What is being asked:
Look through the material below. Copy each line that contains the string "year".

Exercise data:
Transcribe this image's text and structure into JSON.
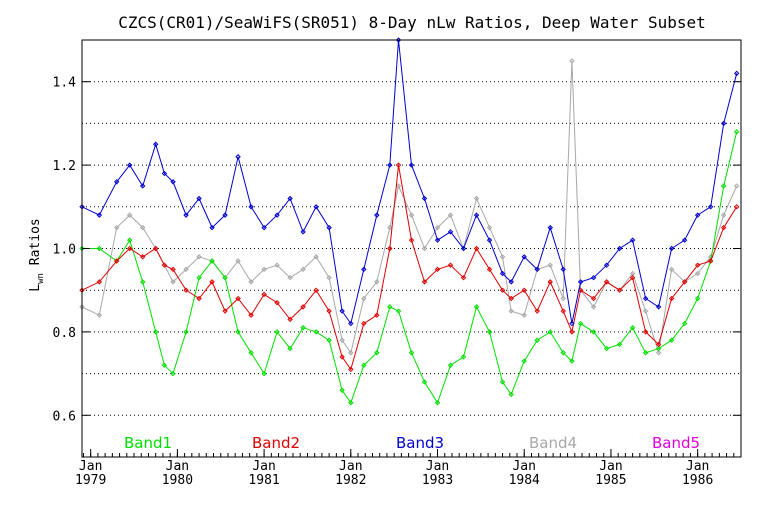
{
  "chart_data": {
    "type": "line",
    "title": "CZCS(CR01)/SeaWiFS(SR051) 8-Day nLw Ratios, Deep Water Subset",
    "ylabel_main": "L",
    "ylabel_sub": "wn",
    "ylabel_rest": " Ratios",
    "xlabel": "",
    "ylim": [
      0.5,
      1.5
    ],
    "xlim": [
      1978.9,
      1986.5
    ],
    "grid": "horizontal dotted",
    "legend_placement": "bottom",
    "y_ticks": [
      {
        "value": 0.6,
        "label": "0.6"
      },
      {
        "value": 0.8,
        "label": "0.8"
      },
      {
        "value": 1.0,
        "label": "1.0"
      },
      {
        "value": 1.2,
        "label": "1.2"
      },
      {
        "value": 1.4,
        "label": "1.4"
      }
    ],
    "y_grid": [
      0.6,
      0.7,
      0.8,
      0.9,
      1.0,
      1.1,
      1.2,
      1.3,
      1.4
    ],
    "x_ticks": [
      {
        "value": 1979.0,
        "month": "Jan",
        "year": "1979"
      },
      {
        "value": 1980.0,
        "month": "Jan",
        "year": "1980"
      },
      {
        "value": 1981.0,
        "month": "Jan",
        "year": "1981"
      },
      {
        "value": 1982.0,
        "month": "Jan",
        "year": "1982"
      },
      {
        "value": 1983.0,
        "month": "Jan",
        "year": "1983"
      },
      {
        "value": 1984.0,
        "month": "Jan",
        "year": "1984"
      },
      {
        "value": 1985.0,
        "month": "Jan",
        "year": "1985"
      },
      {
        "value": 1986.0,
        "month": "Jan",
        "year": "1986"
      }
    ],
    "series": [
      {
        "name": "Band1",
        "color": "#00e000",
        "x": [
          1978.9,
          1979.1,
          1979.3,
          1979.45,
          1979.6,
          1979.75,
          1979.85,
          1979.95,
          1980.1,
          1980.25,
          1980.4,
          1980.55,
          1980.7,
          1980.85,
          1981.0,
          1981.15,
          1981.3,
          1981.45,
          1981.6,
          1981.75,
          1981.9,
          1982.0,
          1982.15,
          1982.3,
          1982.45,
          1982.55,
          1982.7,
          1982.85,
          1983.0,
          1983.15,
          1983.3,
          1983.45,
          1983.6,
          1983.75,
          1983.85,
          1984.0,
          1984.15,
          1984.3,
          1984.45,
          1984.55,
          1984.65,
          1984.8,
          1984.95,
          1985.1,
          1985.25,
          1985.4,
          1985.55,
          1985.7,
          1985.85,
          1986.0,
          1986.15,
          1986.3,
          1986.45
        ],
        "values": [
          1.0,
          1.0,
          0.97,
          1.02,
          0.92,
          0.8,
          0.72,
          0.7,
          0.8,
          0.93,
          0.97,
          0.93,
          0.8,
          0.75,
          0.7,
          0.8,
          0.76,
          0.81,
          0.8,
          0.78,
          0.66,
          0.63,
          0.72,
          0.75,
          0.86,
          0.85,
          0.75,
          0.68,
          0.63,
          0.72,
          0.74,
          0.86,
          0.8,
          0.68,
          0.65,
          0.73,
          0.78,
          0.8,
          0.75,
          0.73,
          0.82,
          0.8,
          0.76,
          0.77,
          0.81,
          0.75,
          0.76,
          0.78,
          0.82,
          0.88,
          0.97,
          1.15,
          1.28
        ]
      },
      {
        "name": "Band2",
        "color": "#e00000",
        "x": [
          1978.9,
          1979.1,
          1979.3,
          1979.45,
          1979.6,
          1979.75,
          1979.85,
          1979.95,
          1980.1,
          1980.25,
          1980.4,
          1980.55,
          1980.7,
          1980.85,
          1981.0,
          1981.15,
          1981.3,
          1981.45,
          1981.6,
          1981.75,
          1981.9,
          1982.0,
          1982.15,
          1982.3,
          1982.45,
          1982.55,
          1982.7,
          1982.85,
          1983.0,
          1983.15,
          1983.3,
          1983.45,
          1983.6,
          1983.75,
          1983.85,
          1984.0,
          1984.15,
          1984.3,
          1984.45,
          1984.55,
          1984.65,
          1984.8,
          1984.95,
          1985.1,
          1985.25,
          1985.4,
          1985.55,
          1985.7,
          1985.85,
          1986.0,
          1986.15,
          1986.3,
          1986.45
        ],
        "values": [
          0.9,
          0.92,
          0.97,
          1.0,
          0.98,
          1.0,
          0.96,
          0.95,
          0.9,
          0.88,
          0.92,
          0.85,
          0.88,
          0.84,
          0.89,
          0.87,
          0.83,
          0.86,
          0.9,
          0.85,
          0.74,
          0.71,
          0.82,
          0.84,
          1.0,
          1.2,
          1.02,
          0.92,
          0.95,
          0.96,
          0.93,
          1.0,
          0.95,
          0.9,
          0.88,
          0.9,
          0.85,
          0.92,
          0.85,
          0.8,
          0.9,
          0.88,
          0.92,
          0.9,
          0.93,
          0.8,
          0.77,
          0.88,
          0.92,
          0.96,
          0.97,
          1.05,
          1.1
        ]
      },
      {
        "name": "Band3",
        "color": "#0000d0",
        "x": [
          1978.9,
          1979.1,
          1979.3,
          1979.45,
          1979.6,
          1979.75,
          1979.85,
          1979.95,
          1980.1,
          1980.25,
          1980.4,
          1980.55,
          1980.7,
          1980.85,
          1981.0,
          1981.15,
          1981.3,
          1981.45,
          1981.6,
          1981.75,
          1981.9,
          1982.0,
          1982.15,
          1982.3,
          1982.45,
          1982.55,
          1982.7,
          1982.85,
          1983.0,
          1983.15,
          1983.3,
          1983.45,
          1983.6,
          1983.75,
          1983.85,
          1984.0,
          1984.15,
          1984.3,
          1984.45,
          1984.55,
          1984.65,
          1984.8,
          1984.95,
          1985.1,
          1985.25,
          1985.4,
          1985.55,
          1985.7,
          1985.85,
          1986.0,
          1986.15,
          1986.3,
          1986.45
        ],
        "values": [
          1.1,
          1.08,
          1.16,
          1.2,
          1.15,
          1.25,
          1.18,
          1.16,
          1.08,
          1.12,
          1.05,
          1.08,
          1.22,
          1.1,
          1.05,
          1.08,
          1.12,
          1.04,
          1.1,
          1.05,
          0.85,
          0.82,
          0.95,
          1.08,
          1.2,
          1.5,
          1.2,
          1.12,
          1.02,
          1.04,
          1.0,
          1.08,
          1.02,
          0.94,
          0.92,
          0.98,
          0.95,
          1.05,
          0.95,
          0.82,
          0.92,
          0.93,
          0.96,
          1.0,
          1.02,
          0.88,
          0.86,
          1.0,
          1.02,
          1.08,
          1.1,
          1.3,
          1.42
        ]
      },
      {
        "name": "Band4",
        "color": "#a8a8a8",
        "x": [
          1978.9,
          1979.1,
          1979.3,
          1979.45,
          1979.6,
          1979.75,
          1979.85,
          1979.95,
          1980.1,
          1980.25,
          1980.4,
          1980.55,
          1980.7,
          1980.85,
          1981.0,
          1981.15,
          1981.3,
          1981.45,
          1981.6,
          1981.75,
          1981.9,
          1982.0,
          1982.15,
          1982.3,
          1982.45,
          1982.55,
          1982.7,
          1982.85,
          1983.0,
          1983.15,
          1983.3,
          1983.45,
          1983.6,
          1983.75,
          1983.85,
          1984.0,
          1984.15,
          1984.3,
          1984.45,
          1984.55,
          1984.65,
          1984.8,
          1984.95,
          1985.1,
          1985.25,
          1985.4,
          1985.55,
          1985.7,
          1985.85,
          1986.0,
          1986.15,
          1986.3,
          1986.45
        ],
        "values": [
          0.86,
          0.84,
          1.05,
          1.08,
          1.05,
          1.0,
          0.96,
          0.92,
          0.95,
          0.98,
          0.97,
          0.93,
          0.97,
          0.92,
          0.95,
          0.96,
          0.93,
          0.95,
          0.98,
          0.93,
          0.78,
          0.75,
          0.88,
          0.92,
          1.05,
          1.15,
          1.08,
          1.0,
          1.05,
          1.08,
          1.0,
          1.12,
          1.05,
          0.98,
          0.85,
          0.84,
          0.95,
          0.96,
          0.88,
          1.45,
          0.9,
          0.86,
          0.92,
          0.9,
          0.94,
          0.85,
          0.75,
          0.95,
          0.92,
          0.94,
          0.98,
          1.08,
          1.15
        ]
      },
      {
        "name": "Band5",
        "color": "#e000e0",
        "x": [],
        "values": []
      }
    ]
  }
}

Solution to this problem:
        "year": "1979"
        "year": "1980"
        "year": "1981"
        "year": "1982"
        "year": "1983"
        "year": "1984"
        "year": "1985"
        "year": "1986"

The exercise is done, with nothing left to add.